* **What to do**: Return the lines below that carry the word "заключение".

* **Source data**:
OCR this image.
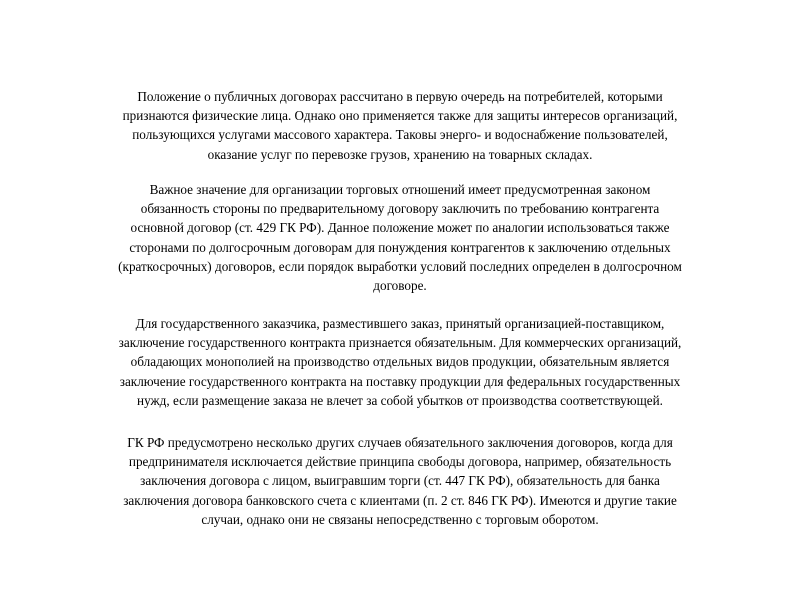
Положение о публичных договорах рассчитано в первую очередь на потребителей, которыми
признаются физические лица. Однако оно применяется также для защиты интересов организаций,
пользующихся услугами массового характера. Таковы энерго- и водоснабжение пользователей,
оказание услуг по перевозке грузов, хранению на товарных складах.

Важное значение для организации торговых отношений имеет предусмотренная законом
обязанность стороны по предварительному договору заключить по требованию контрагента
основной договор (ст. 429 ГК РФ). Данное положение может по аналогии использоваться также
сторонами по долгосрочным договорам для понуждения контрагентов к заключению отдельных
(краткосрочных) договоров, если порядок выработки условий последних определен в долгосрочном
договоре.

Для государственного заказчика, разместившего заказ, принятый организацией-поставщиком,
заключение государственного контракта признается обязательным. Для коммерческих организаций,
обладающих монополией на производство отдельных видов продукции, обязательным является
заключение государственного контракта на поставку продукции для федеральных государственных
нужд, если размещение заказа не влечет за собой убытков от производства соответствующей.

ГК РФ предусмотрено несколько других случаев обязательного заключения договоров, когда для
предпринимателя исключается действие принципа свободы договора, например, обязательность
заключения договора с лицом, выигравшим торги (ст. 447 ГК РФ), обязательность для банка
заключения договора банковского счета с клиентами (п. 2 ст. 846 ГК РФ). Имеются и другие такие
случаи, однако они не связаны непосредственно с торговым оборотом.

* **Answer in full**:
заключение государственного контракта признается обязательным. Для коммерческих организаций,
заключение государственного контракта на поставку продукции для федеральных государственных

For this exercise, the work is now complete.